* _WHAT THIS TASK INVOLVES_
All the records that follow need to be reproduced exactly. Omit the images.

* _TASK INPUT_
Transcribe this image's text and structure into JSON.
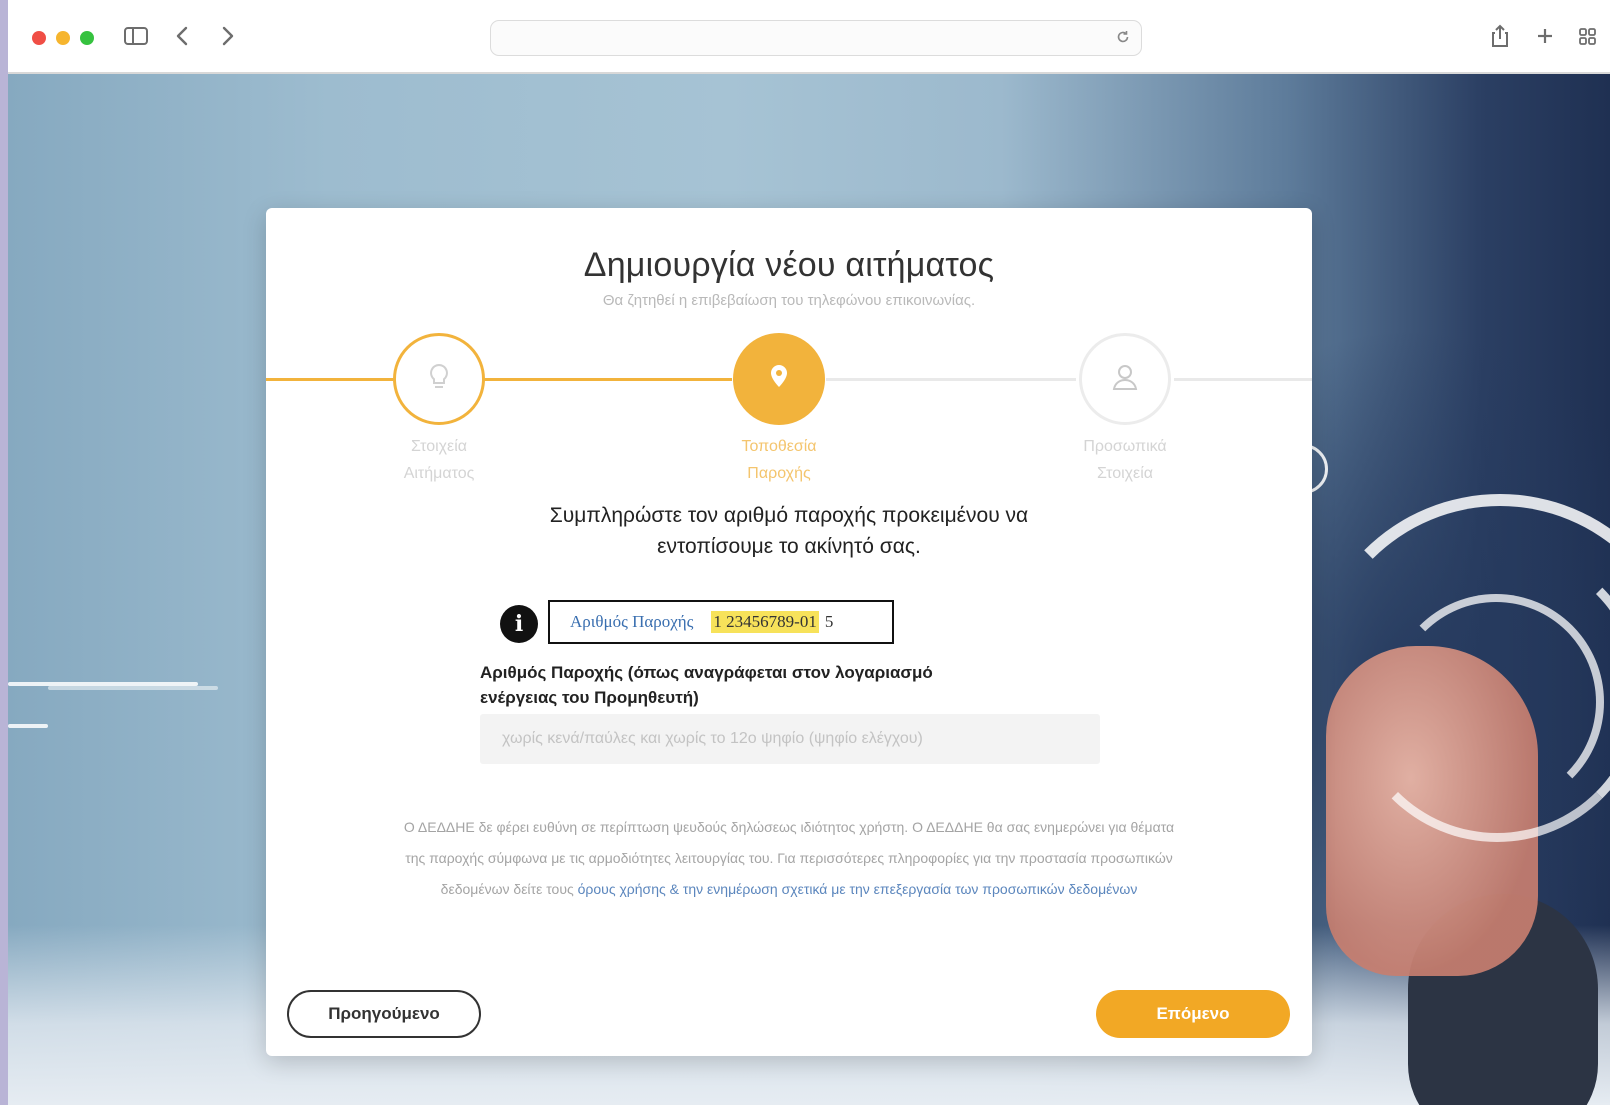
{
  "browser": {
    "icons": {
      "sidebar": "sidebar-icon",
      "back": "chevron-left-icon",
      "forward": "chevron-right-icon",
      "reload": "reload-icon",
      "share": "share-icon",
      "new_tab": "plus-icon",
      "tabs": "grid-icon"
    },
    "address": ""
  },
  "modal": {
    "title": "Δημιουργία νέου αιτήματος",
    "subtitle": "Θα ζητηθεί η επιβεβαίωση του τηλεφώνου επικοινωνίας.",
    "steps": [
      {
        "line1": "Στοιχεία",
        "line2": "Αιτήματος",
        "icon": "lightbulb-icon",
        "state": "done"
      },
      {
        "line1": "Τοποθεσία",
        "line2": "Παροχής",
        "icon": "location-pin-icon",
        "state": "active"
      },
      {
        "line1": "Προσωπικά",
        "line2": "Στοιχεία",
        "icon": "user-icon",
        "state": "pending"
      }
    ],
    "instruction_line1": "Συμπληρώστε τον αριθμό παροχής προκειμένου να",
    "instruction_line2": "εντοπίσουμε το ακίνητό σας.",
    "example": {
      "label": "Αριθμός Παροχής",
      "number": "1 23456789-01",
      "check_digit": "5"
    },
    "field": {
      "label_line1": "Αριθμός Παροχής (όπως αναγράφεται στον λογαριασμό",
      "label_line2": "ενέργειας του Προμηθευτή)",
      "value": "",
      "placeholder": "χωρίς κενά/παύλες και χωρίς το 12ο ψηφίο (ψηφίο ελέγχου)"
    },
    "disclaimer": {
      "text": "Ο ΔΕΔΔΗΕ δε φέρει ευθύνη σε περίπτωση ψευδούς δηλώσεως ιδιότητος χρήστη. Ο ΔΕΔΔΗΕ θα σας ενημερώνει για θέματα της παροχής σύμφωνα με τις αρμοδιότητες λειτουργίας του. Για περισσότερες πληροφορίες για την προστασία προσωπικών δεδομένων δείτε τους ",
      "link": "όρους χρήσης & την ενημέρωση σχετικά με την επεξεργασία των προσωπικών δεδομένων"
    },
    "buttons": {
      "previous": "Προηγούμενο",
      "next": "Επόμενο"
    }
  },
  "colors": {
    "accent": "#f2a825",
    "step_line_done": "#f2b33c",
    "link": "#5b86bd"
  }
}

* _RESPONSE TO THE EXERCISE_
Transcribe this image's text and structure into JSON.
{
  "browser": {
    "icons": {
      "sidebar": "sidebar-icon",
      "back": "chevron-left-icon",
      "forward": "chevron-right-icon",
      "reload": "reload-icon",
      "share": "share-icon",
      "new_tab": "plus-icon",
      "tabs": "grid-icon"
    },
    "address": ""
  },
  "modal": {
    "title": "Δημιουργία νέου αιτήματος",
    "subtitle": "Θα ζητηθεί η επιβεβαίωση του τηλεφώνου επικοινωνίας.",
    "steps": [
      {
        "line1": "Στοιχεία",
        "line2": "Αιτήματος",
        "icon": "lightbulb-icon",
        "state": "done"
      },
      {
        "line1": "Τοποθεσία",
        "line2": "Παροχής",
        "icon": "location-pin-icon",
        "state": "active"
      },
      {
        "line1": "Προσωπικά",
        "line2": "Στοιχεία",
        "icon": "user-icon",
        "state": "pending"
      }
    ],
    "instruction_line1": "Συμπληρώστε τον αριθμό παροχής προκειμένου να",
    "instruction_line2": "εντοπίσουμε το ακίνητό σας.",
    "example": {
      "label": "Αριθμός Παροχής",
      "number": "1 23456789-01",
      "check_digit": "5"
    },
    "field": {
      "label_line1": "Αριθμός Παροχής (όπως αναγράφεται στον λογαριασμό",
      "label_line2": "ενέργειας του Προμηθευτή)",
      "value": "",
      "placeholder": "χωρίς κενά/παύλες και χωρίς το 12ο ψηφίο (ψηφίο ελέγχου)"
    },
    "disclaimer": {
      "text": "Ο ΔΕΔΔΗΕ δε φέρει ευθύνη σε περίπτωση ψευδούς δηλώσεως ιδιότητος χρήστη. Ο ΔΕΔΔΗΕ θα σας ενημερώνει για θέματα της παροχής σύμφωνα με τις αρμοδιότητες λειτουργίας του. Για περισσότερες πληροφορίες για την προστασία προσωπικών δεδομένων δείτε τους ",
      "link": "όρους χρήσης & την ενημέρωση σχετικά με την επεξεργασία των προσωπικών δεδομένων"
    },
    "buttons": {
      "previous": "Προηγούμενο",
      "next": "Επόμενο"
    }
  },
  "colors": {
    "accent": "#f2a825",
    "step_line_done": "#f2b33c",
    "link": "#5b86bd"
  }
}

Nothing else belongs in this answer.